Retype all of the data. Every line must match exactly.

**** DATA FOR PROCESSING ****

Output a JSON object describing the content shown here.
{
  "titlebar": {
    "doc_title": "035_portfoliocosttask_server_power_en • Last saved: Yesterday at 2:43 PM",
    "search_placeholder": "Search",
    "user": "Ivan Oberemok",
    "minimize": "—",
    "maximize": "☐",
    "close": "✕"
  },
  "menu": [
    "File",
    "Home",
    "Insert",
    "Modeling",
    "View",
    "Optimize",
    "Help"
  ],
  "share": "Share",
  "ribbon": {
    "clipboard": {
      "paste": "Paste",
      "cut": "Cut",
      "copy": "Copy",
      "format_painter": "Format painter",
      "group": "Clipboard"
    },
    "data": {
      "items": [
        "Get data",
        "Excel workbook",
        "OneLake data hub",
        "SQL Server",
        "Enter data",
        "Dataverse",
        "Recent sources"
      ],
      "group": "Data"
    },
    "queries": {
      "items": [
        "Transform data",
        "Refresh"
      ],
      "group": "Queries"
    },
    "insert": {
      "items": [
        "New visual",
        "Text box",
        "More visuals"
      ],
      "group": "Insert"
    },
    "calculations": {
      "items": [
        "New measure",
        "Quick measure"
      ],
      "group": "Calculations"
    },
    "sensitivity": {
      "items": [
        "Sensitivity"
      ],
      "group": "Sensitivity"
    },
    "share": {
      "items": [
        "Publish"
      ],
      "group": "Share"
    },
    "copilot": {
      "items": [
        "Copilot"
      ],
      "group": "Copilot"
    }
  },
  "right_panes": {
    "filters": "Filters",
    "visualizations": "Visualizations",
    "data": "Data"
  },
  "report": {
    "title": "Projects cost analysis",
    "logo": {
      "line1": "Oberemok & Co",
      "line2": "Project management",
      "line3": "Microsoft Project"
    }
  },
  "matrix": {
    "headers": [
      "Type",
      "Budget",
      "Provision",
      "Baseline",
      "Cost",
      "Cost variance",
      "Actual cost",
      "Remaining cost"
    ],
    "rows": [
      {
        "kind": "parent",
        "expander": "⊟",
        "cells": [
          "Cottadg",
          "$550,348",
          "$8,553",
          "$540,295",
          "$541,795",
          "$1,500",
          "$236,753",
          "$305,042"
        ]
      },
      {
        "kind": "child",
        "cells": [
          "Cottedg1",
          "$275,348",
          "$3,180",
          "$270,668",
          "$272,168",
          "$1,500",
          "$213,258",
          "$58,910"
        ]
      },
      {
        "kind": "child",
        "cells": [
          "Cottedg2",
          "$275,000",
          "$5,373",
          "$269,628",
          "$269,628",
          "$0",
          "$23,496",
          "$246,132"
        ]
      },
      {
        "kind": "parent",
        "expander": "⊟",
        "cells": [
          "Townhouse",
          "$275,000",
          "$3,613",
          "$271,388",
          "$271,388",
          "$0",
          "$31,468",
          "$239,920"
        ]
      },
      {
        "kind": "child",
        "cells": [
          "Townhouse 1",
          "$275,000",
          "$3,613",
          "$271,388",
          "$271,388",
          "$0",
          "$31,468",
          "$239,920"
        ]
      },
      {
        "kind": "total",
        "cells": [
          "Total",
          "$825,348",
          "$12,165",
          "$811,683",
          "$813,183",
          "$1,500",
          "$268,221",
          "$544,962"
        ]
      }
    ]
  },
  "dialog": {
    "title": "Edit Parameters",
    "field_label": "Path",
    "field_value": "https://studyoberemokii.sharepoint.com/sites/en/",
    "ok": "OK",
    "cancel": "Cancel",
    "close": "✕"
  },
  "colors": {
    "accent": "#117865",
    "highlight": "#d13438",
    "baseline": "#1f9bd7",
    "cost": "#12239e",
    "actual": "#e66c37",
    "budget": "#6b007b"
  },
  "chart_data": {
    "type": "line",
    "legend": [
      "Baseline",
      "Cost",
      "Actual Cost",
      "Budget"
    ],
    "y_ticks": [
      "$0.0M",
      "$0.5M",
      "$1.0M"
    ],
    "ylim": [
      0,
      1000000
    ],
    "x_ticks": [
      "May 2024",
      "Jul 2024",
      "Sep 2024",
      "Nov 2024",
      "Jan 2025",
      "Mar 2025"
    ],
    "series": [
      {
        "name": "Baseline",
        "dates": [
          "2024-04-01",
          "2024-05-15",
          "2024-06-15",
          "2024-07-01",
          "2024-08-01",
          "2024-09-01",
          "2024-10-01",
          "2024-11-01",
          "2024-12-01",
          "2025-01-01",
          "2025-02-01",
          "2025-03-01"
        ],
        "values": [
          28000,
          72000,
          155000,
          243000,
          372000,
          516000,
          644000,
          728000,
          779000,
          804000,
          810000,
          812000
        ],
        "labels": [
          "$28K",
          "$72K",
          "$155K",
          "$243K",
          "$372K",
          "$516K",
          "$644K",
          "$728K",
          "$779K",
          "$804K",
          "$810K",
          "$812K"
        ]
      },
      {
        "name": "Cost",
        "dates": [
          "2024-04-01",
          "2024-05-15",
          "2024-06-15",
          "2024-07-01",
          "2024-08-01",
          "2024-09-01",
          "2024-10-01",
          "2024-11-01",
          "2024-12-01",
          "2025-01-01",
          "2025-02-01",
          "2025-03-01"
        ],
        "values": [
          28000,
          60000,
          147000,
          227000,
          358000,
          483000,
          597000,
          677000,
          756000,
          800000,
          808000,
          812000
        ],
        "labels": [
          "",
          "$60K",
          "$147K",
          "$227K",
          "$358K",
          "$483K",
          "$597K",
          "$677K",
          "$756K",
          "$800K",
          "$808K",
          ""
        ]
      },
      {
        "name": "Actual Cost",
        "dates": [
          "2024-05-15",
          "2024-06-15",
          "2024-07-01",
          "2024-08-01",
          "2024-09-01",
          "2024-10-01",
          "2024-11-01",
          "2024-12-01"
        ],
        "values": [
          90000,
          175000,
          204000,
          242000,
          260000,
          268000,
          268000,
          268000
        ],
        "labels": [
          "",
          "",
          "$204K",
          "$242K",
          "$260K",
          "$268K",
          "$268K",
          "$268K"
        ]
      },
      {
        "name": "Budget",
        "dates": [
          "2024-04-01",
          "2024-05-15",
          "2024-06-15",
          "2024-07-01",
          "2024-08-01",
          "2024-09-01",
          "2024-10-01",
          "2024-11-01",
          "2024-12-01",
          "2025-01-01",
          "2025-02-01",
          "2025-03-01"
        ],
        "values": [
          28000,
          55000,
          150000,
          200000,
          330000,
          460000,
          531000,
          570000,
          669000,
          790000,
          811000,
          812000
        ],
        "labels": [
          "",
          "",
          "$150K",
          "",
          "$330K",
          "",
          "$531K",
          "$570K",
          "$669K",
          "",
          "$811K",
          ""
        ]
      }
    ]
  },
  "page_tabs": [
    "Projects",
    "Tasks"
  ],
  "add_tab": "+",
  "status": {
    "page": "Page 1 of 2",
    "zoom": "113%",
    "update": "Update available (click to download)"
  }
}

****

*COMPLETE ANSWER*:
Output a JSON object describing the content shown here.
{
  "titlebar": {
    "doc_title": "035_portfoliocosttask_server_power_en • Last saved: Yesterday at 2:43 PM",
    "search_placeholder": "Search",
    "user": "Ivan Oberemok",
    "minimize": "—",
    "maximize": "☐",
    "close": "✕"
  },
  "menu": [
    "File",
    "Home",
    "Insert",
    "Modeling",
    "View",
    "Optimize",
    "Help"
  ],
  "share": "Share",
  "ribbon": {
    "clipboard": {
      "paste": "Paste",
      "cut": "Cut",
      "copy": "Copy",
      "format_painter": "Format painter",
      "group": "Clipboard"
    },
    "data": {
      "items": [
        "Get data",
        "Excel workbook",
        "OneLake data hub",
        "SQL Server",
        "Enter data",
        "Dataverse",
        "Recent sources"
      ],
      "group": "Data"
    },
    "queries": {
      "items": [
        "Transform data",
        "Refresh"
      ],
      "group": "Queries"
    },
    "insert": {
      "items": [
        "New visual",
        "Text box",
        "More visuals"
      ],
      "group": "Insert"
    },
    "calculations": {
      "items": [
        "New measure",
        "Quick measure"
      ],
      "group": "Calculations"
    },
    "sensitivity": {
      "items": [
        "Sensitivity"
      ],
      "group": "Sensitivity"
    },
    "share": {
      "items": [
        "Publish"
      ],
      "group": "Share"
    },
    "copilot": {
      "items": [
        "Copilot"
      ],
      "group": "Copilot"
    }
  },
  "right_panes": {
    "filters": "Filters",
    "visualizations": "Visualizations",
    "data": "Data"
  },
  "report": {
    "title": "Projects cost analysis",
    "logo": {
      "line1": "Oberemok & Co",
      "line2": "Project management",
      "line3": "Microsoft Project"
    }
  },
  "matrix": {
    "headers": [
      "Type",
      "Budget",
      "Provision",
      "Baseline",
      "Cost",
      "Cost variance",
      "Actual cost",
      "Remaining cost"
    ],
    "rows": [
      {
        "kind": "parent",
        "expander": "⊟",
        "cells": [
          "Cottadg",
          "$550,348",
          "$8,553",
          "$540,295",
          "$541,795",
          "$1,500",
          "$236,753",
          "$305,042"
        ]
      },
      {
        "kind": "child",
        "cells": [
          "Cottedg1",
          "$275,348",
          "$3,180",
          "$270,668",
          "$272,168",
          "$1,500",
          "$213,258",
          "$58,910"
        ]
      },
      {
        "kind": "child",
        "cells": [
          "Cottedg2",
          "$275,000",
          "$5,373",
          "$269,628",
          "$269,628",
          "$0",
          "$23,496",
          "$246,132"
        ]
      },
      {
        "kind": "parent",
        "expander": "⊟",
        "cells": [
          "Townhouse",
          "$275,000",
          "$3,613",
          "$271,388",
          "$271,388",
          "$0",
          "$31,468",
          "$239,920"
        ]
      },
      {
        "kind": "child",
        "cells": [
          "Townhouse 1",
          "$275,000",
          "$3,613",
          "$271,388",
          "$271,388",
          "$0",
          "$31,468",
          "$239,920"
        ]
      },
      {
        "kind": "total",
        "cells": [
          "Total",
          "$825,348",
          "$12,165",
          "$811,683",
          "$813,183",
          "$1,500",
          "$268,221",
          "$544,962"
        ]
      }
    ]
  },
  "dialog": {
    "title": "Edit Parameters",
    "field_label": "Path",
    "field_value": "https://studyoberemokii.sharepoint.com/sites/en/",
    "ok": "OK",
    "cancel": "Cancel",
    "close": "✕"
  },
  "colors": {
    "accent": "#117865",
    "highlight": "#d13438",
    "baseline": "#1f9bd7",
    "cost": "#12239e",
    "actual": "#e66c37",
    "budget": "#6b007b"
  },
  "chart_data": {
    "type": "line",
    "legend": [
      "Baseline",
      "Cost",
      "Actual Cost",
      "Budget"
    ],
    "y_ticks": [
      "$0.0M",
      "$0.5M",
      "$1.0M"
    ],
    "ylim": [
      0,
      1000000
    ],
    "x_ticks": [
      "May 2024",
      "Jul 2024",
      "Sep 2024",
      "Nov 2024",
      "Jan 2025",
      "Mar 2025"
    ],
    "series": [
      {
        "name": "Baseline",
        "dates": [
          "2024-04-01",
          "2024-05-15",
          "2024-06-15",
          "2024-07-01",
          "2024-08-01",
          "2024-09-01",
          "2024-10-01",
          "2024-11-01",
          "2024-12-01",
          "2025-01-01",
          "2025-02-01",
          "2025-03-01"
        ],
        "values": [
          28000,
          72000,
          155000,
          243000,
          372000,
          516000,
          644000,
          728000,
          779000,
          804000,
          810000,
          812000
        ],
        "labels": [
          "$28K",
          "$72K",
          "$155K",
          "$243K",
          "$372K",
          "$516K",
          "$644K",
          "$728K",
          "$779K",
          "$804K",
          "$810K",
          "$812K"
        ]
      },
      {
        "name": "Cost",
        "dates": [
          "2024-04-01",
          "2024-05-15",
          "2024-06-15",
          "2024-07-01",
          "2024-08-01",
          "2024-09-01",
          "2024-10-01",
          "2024-11-01",
          "2024-12-01",
          "2025-01-01",
          "2025-02-01",
          "2025-03-01"
        ],
        "values": [
          28000,
          60000,
          147000,
          227000,
          358000,
          483000,
          597000,
          677000,
          756000,
          800000,
          808000,
          812000
        ],
        "labels": [
          "",
          "$60K",
          "$147K",
          "$227K",
          "$358K",
          "$483K",
          "$597K",
          "$677K",
          "$756K",
          "$800K",
          "$808K",
          ""
        ]
      },
      {
        "name": "Actual Cost",
        "dates": [
          "2024-05-15",
          "2024-06-15",
          "2024-07-01",
          "2024-08-01",
          "2024-09-01",
          "2024-10-01",
          "2024-11-01",
          "2024-12-01"
        ],
        "values": [
          90000,
          175000,
          204000,
          242000,
          260000,
          268000,
          268000,
          268000
        ],
        "labels": [
          "",
          "",
          "$204K",
          "$242K",
          "$260K",
          "$268K",
          "$268K",
          "$268K"
        ]
      },
      {
        "name": "Budget",
        "dates": [
          "2024-04-01",
          "2024-05-15",
          "2024-06-15",
          "2024-07-01",
          "2024-08-01",
          "2024-09-01",
          "2024-10-01",
          "2024-11-01",
          "2024-12-01",
          "2025-01-01",
          "2025-02-01",
          "2025-03-01"
        ],
        "values": [
          28000,
          55000,
          150000,
          200000,
          330000,
          460000,
          531000,
          570000,
          669000,
          790000,
          811000,
          812000
        ],
        "labels": [
          "",
          "",
          "$150K",
          "",
          "$330K",
          "",
          "$531K",
          "$570K",
          "$669K",
          "",
          "$811K",
          ""
        ]
      }
    ]
  },
  "page_tabs": [
    "Projects",
    "Tasks"
  ],
  "add_tab": "+",
  "status": {
    "page": "Page 1 of 2",
    "zoom": "113%",
    "update": "Update available (click to download)"
  }
}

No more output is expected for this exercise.